-- Start EXTRACTED MATERIAL --

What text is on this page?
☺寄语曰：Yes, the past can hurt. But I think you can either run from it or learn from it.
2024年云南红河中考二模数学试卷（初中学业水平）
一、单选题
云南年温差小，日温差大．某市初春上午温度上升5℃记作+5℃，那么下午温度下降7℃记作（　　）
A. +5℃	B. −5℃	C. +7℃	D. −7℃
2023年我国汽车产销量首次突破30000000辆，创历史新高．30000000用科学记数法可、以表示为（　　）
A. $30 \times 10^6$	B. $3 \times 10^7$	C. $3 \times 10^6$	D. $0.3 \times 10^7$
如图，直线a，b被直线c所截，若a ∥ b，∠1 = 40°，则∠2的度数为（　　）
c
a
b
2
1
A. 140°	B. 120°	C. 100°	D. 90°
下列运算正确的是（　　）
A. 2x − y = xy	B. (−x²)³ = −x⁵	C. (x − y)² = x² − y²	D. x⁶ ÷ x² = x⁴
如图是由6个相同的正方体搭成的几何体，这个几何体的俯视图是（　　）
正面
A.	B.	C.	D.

-- End EXTRACTED MATERIAL --
-- Start EXTRACTED MATERIAL --

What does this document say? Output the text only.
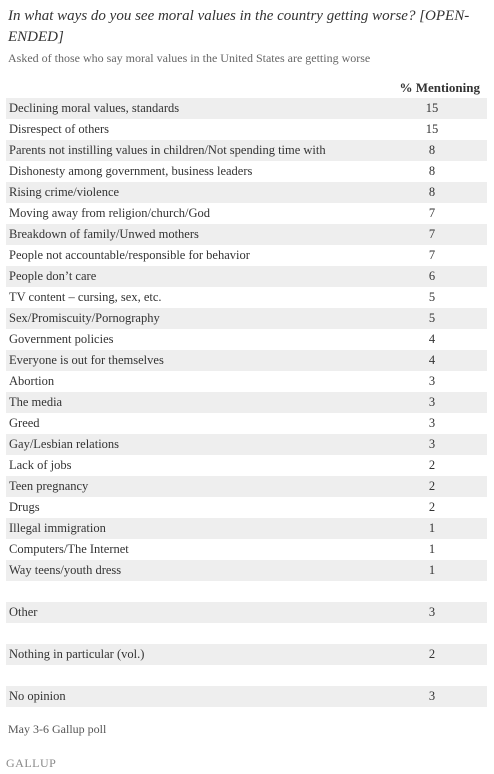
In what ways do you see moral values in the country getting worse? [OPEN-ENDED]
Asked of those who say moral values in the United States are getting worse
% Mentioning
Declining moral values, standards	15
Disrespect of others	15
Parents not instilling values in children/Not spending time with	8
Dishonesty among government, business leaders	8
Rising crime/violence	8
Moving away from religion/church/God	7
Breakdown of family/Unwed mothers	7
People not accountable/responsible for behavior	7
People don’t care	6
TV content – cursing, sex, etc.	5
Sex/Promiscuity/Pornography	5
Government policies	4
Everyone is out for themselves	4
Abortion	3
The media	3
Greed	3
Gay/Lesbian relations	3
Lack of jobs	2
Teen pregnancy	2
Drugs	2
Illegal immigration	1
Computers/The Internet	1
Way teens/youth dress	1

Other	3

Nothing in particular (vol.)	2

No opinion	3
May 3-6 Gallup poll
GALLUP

-- End EXTRACTED MATERIAL --

Find all the lines containing "People" in the material, then copy them.

▶ RESULT:
People not accountable/responsible for behavior	7
People don’t care	6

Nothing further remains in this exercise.